GIVEN PROBLEM:
Write out each entry again. Keep every word exactly as it is.
═════ PROVIDED DATA
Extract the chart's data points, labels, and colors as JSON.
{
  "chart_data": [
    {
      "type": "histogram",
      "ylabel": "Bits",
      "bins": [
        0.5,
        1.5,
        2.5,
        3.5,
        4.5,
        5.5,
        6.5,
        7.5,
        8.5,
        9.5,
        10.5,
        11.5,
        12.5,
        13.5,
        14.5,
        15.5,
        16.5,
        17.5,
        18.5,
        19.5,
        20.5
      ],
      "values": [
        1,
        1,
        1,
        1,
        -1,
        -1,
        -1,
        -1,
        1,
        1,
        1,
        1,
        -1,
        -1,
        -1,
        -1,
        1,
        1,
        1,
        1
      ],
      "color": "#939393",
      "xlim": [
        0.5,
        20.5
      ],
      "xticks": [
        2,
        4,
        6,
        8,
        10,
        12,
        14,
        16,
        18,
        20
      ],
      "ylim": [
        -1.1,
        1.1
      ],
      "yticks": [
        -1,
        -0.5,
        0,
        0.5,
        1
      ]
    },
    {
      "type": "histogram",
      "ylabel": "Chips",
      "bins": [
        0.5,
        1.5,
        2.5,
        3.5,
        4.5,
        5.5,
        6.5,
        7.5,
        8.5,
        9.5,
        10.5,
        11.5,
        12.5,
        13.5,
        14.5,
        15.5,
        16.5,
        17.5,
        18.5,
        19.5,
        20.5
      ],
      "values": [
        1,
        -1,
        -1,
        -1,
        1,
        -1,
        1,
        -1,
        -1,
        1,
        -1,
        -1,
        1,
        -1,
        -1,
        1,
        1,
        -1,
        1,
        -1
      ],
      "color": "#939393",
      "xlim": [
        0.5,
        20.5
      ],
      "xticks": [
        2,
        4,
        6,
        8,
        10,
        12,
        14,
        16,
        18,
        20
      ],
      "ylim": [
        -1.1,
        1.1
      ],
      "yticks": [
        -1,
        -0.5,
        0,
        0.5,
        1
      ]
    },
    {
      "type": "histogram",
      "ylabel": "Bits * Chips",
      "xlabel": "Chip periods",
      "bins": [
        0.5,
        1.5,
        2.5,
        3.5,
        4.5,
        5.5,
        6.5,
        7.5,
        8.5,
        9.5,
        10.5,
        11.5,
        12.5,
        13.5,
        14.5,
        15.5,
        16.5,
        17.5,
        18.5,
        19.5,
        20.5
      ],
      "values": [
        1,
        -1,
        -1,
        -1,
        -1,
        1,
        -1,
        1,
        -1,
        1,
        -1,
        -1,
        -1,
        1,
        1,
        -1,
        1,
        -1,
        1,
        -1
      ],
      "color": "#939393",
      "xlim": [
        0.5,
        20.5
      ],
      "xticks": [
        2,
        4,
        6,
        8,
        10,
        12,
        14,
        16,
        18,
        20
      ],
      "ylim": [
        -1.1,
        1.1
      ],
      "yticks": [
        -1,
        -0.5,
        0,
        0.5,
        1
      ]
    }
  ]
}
══════════
WRITTEN RESPONSE:
Extract the chart's data points, labels, and colors as JSON.
{
  "chart_data": [
    {
      "type": "histogram",
      "ylabel": "Bits",
      "bins": [
        0.5,
        1.5,
        2.5,
        3.5,
        4.5,
        5.5,
        6.5,
        7.5,
        8.5,
        9.5,
        10.5,
        11.5,
        12.5,
        13.5,
        14.5,
        15.5,
        16.5,
        17.5,
        18.5,
        19.5,
        20.5
      ],
      "values": [
        1,
        1,
        1,
        1,
        -1,
        -1,
        -1,
        -1,
        1,
        1,
        1,
        1,
        -1,
        -1,
        -1,
        -1,
        1,
        1,
        1,
        1
      ],
      "color": "#939393",
      "xlim": [
        0.5,
        20.5
      ],
      "xticks": [
        2,
        4,
        6,
        8,
        10,
        12,
        14,
        16,
        18,
        20
      ],
      "ylim": [
        -1.1,
        1.1
      ],
      "yticks": [
        -1,
        -0.5,
        0,
        0.5,
        1
      ]
    },
    {
      "type": "histogram",
      "ylabel": "Chips",
      "bins": [
        0.5,
        1.5,
        2.5,
        3.5,
        4.5,
        5.5,
        6.5,
        7.5,
        8.5,
        9.5,
        10.5,
        11.5,
        12.5,
        13.5,
        14.5,
        15.5,
        16.5,
        17.5,
        18.5,
        19.5,
        20.5
      ],
      "values": [
        1,
        -1,
        -1,
        -1,
        1,
        -1,
        1,
        -1,
        -1,
        1,
        -1,
        -1,
        1,
        -1,
        -1,
        1,
        1,
        -1,
        1,
        -1
      ],
      "color": "#939393",
      "xlim": [
        0.5,
        20.5
      ],
      "xticks": [
        2,
        4,
        6,
        8,
        10,
        12,
        14,
        16,
        18,
        20
      ],
      "ylim": [
        -1.1,
        1.1
      ],
      "yticks": [
        -1,
        -0.5,
        0,
        0.5,
        1
      ]
    },
    {
      "type": "histogram",
      "ylabel": "Bits * Chips",
      "xlabel": "Chip periods",
      "bins": [
        0.5,
        1.5,
        2.5,
        3.5,
        4.5,
        5.5,
        6.5,
        7.5,
        8.5,
        9.5,
        10.5,
        11.5,
        12.5,
        13.5,
        14.5,
        15.5,
        16.5,
        17.5,
        18.5,
        19.5,
        20.5
      ],
      "values": [
        1,
        -1,
        -1,
        -1,
        -1,
        1,
        -1,
        1,
        -1,
        1,
        -1,
        -1,
        -1,
        1,
        1,
        -1,
        1,
        -1,
        1,
        -1
      ],
      "color": "#939393",
      "xlim": [
        0.5,
        20.5
      ],
      "xticks": [
        2,
        4,
        6,
        8,
        10,
        12,
        14,
        16,
        18,
        20
      ],
      "ylim": [
        -1.1,
        1.1
      ],
      "yticks": [
        -1,
        -0.5,
        0,
        0.5,
        1
      ]
    }
  ]
}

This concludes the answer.